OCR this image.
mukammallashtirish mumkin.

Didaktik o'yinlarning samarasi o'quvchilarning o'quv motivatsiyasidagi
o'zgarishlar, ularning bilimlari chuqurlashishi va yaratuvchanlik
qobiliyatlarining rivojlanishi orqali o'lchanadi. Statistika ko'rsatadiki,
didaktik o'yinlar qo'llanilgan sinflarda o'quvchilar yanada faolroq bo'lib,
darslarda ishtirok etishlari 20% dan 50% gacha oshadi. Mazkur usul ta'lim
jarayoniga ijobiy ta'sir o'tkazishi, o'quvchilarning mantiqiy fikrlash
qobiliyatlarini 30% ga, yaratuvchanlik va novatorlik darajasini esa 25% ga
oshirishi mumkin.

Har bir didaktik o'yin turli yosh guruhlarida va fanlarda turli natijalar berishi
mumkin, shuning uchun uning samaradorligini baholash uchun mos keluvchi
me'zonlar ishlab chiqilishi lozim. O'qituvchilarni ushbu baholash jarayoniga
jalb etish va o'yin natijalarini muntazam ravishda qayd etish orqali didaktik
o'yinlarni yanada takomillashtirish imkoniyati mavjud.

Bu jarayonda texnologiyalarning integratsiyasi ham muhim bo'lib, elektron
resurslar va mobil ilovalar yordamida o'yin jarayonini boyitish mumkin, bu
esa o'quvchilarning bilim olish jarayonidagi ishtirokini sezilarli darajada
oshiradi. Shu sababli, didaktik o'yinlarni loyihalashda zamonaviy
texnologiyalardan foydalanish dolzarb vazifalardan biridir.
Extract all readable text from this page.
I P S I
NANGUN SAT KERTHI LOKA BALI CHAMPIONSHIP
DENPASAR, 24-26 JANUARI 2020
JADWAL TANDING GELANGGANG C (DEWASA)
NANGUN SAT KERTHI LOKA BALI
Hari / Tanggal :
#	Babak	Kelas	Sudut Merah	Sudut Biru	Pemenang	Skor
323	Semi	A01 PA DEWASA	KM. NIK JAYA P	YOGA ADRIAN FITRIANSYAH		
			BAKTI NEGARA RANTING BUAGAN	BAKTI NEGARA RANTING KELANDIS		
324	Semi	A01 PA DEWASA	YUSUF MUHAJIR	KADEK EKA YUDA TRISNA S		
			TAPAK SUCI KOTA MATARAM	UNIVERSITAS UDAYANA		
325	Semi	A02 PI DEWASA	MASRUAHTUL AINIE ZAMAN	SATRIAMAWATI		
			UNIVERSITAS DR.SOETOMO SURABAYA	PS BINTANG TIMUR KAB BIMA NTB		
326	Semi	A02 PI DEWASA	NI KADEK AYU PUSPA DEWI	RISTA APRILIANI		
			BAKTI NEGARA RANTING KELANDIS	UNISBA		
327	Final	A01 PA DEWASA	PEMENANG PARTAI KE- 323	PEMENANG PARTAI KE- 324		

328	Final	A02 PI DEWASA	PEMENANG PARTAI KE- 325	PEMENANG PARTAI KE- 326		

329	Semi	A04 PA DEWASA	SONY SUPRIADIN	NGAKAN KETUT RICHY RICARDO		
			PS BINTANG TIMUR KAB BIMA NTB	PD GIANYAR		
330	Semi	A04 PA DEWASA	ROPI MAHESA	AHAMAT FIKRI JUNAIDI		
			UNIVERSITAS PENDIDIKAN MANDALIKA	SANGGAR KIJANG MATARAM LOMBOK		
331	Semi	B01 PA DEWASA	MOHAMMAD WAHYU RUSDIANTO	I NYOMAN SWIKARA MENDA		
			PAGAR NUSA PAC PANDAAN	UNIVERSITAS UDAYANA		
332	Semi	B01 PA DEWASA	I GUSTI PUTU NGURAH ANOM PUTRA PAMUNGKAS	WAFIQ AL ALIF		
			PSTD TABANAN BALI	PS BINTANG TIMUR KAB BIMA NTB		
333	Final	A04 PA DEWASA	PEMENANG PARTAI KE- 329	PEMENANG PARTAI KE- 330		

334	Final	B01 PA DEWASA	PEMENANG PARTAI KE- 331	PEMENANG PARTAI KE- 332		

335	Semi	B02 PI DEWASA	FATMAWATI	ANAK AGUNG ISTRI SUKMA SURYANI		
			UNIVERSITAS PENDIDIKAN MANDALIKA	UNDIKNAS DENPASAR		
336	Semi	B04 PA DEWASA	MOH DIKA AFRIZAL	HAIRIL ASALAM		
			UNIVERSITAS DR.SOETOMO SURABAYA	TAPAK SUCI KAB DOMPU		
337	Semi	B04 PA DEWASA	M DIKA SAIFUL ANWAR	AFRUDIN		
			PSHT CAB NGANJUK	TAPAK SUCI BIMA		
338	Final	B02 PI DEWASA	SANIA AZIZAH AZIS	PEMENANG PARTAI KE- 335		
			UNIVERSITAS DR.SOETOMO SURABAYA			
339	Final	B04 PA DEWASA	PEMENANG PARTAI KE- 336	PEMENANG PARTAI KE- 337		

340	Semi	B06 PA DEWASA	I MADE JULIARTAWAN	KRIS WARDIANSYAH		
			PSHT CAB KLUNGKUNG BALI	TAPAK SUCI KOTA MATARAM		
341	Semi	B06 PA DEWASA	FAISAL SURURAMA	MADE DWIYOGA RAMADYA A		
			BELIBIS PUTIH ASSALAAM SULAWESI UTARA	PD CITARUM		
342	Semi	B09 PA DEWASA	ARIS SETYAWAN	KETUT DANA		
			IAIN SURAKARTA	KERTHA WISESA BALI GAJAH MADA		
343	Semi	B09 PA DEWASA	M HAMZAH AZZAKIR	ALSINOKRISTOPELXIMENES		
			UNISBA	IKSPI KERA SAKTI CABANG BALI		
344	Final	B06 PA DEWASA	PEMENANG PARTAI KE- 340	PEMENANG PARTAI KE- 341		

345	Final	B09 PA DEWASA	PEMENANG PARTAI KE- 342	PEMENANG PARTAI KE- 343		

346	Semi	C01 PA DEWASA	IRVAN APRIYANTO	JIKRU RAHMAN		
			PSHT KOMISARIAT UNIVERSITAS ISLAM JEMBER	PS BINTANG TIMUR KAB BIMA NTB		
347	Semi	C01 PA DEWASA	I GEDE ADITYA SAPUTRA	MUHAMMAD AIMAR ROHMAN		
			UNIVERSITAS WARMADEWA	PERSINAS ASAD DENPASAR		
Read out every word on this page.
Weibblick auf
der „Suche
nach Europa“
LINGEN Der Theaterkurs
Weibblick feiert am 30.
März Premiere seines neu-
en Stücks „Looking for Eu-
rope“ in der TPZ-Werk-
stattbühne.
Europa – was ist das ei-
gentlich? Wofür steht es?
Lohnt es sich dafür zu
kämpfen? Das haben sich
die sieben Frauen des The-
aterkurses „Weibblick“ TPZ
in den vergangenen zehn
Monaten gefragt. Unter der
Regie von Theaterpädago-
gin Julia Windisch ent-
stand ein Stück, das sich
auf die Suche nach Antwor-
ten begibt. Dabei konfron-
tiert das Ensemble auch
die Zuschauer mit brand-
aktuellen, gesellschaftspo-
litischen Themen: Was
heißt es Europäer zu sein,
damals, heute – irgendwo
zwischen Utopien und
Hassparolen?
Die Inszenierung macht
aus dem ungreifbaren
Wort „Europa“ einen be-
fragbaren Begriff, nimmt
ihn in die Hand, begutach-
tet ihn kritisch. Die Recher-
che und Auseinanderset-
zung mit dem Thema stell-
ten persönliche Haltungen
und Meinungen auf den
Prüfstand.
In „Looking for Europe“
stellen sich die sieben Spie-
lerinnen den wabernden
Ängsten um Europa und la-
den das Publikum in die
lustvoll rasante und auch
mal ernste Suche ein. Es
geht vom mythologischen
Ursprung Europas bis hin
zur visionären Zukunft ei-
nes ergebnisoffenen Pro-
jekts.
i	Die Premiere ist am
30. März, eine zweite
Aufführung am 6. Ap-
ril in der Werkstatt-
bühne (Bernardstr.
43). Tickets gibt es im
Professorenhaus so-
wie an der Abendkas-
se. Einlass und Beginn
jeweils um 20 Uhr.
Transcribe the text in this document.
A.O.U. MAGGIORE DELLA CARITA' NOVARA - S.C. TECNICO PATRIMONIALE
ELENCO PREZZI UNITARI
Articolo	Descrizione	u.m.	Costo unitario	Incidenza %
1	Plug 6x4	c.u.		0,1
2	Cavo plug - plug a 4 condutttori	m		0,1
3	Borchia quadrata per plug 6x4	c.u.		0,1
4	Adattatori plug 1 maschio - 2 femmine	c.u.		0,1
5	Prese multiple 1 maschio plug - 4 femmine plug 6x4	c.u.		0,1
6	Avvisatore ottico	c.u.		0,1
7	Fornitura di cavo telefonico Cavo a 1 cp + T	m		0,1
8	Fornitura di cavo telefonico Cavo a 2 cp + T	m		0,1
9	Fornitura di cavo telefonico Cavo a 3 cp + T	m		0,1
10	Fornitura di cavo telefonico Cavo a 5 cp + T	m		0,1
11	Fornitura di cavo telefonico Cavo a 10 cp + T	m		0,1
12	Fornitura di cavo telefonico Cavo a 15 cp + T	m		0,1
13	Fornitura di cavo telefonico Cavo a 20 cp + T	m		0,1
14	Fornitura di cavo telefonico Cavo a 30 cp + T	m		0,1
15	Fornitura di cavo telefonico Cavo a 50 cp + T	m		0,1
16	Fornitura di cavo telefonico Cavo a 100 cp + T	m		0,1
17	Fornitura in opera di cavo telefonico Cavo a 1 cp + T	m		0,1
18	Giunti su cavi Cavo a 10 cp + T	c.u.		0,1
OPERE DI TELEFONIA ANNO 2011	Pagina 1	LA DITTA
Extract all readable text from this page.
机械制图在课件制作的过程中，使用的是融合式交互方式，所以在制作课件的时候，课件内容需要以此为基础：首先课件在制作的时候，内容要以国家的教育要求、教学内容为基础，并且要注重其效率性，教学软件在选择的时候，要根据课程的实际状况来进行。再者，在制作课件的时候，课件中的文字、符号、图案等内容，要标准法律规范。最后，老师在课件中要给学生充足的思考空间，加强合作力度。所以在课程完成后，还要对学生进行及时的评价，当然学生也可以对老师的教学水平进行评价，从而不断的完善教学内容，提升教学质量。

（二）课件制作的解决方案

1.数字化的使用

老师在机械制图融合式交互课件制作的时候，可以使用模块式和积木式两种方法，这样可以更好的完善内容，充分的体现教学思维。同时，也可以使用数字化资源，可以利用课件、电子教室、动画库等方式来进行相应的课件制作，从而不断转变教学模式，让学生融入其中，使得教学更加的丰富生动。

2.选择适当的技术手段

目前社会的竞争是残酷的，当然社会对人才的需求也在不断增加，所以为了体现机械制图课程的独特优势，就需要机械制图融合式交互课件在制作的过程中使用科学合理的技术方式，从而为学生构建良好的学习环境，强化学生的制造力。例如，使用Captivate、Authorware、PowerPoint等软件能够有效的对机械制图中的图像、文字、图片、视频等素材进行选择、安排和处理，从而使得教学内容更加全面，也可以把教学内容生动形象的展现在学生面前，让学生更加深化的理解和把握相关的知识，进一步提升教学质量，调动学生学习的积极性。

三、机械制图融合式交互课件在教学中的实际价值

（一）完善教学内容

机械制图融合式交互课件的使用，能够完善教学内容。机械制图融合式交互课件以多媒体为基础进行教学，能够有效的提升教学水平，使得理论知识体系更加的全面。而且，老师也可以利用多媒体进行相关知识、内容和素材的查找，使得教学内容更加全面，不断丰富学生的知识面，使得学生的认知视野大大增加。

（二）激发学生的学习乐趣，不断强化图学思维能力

** TASK DIRECTIONS **
Look through the entries above and report each line where the string "Suche" occurs.

** WRITTEN SOLUTION **
der „Suche
auf die Suche nach Antwor-
mal ernste Suche ein. Es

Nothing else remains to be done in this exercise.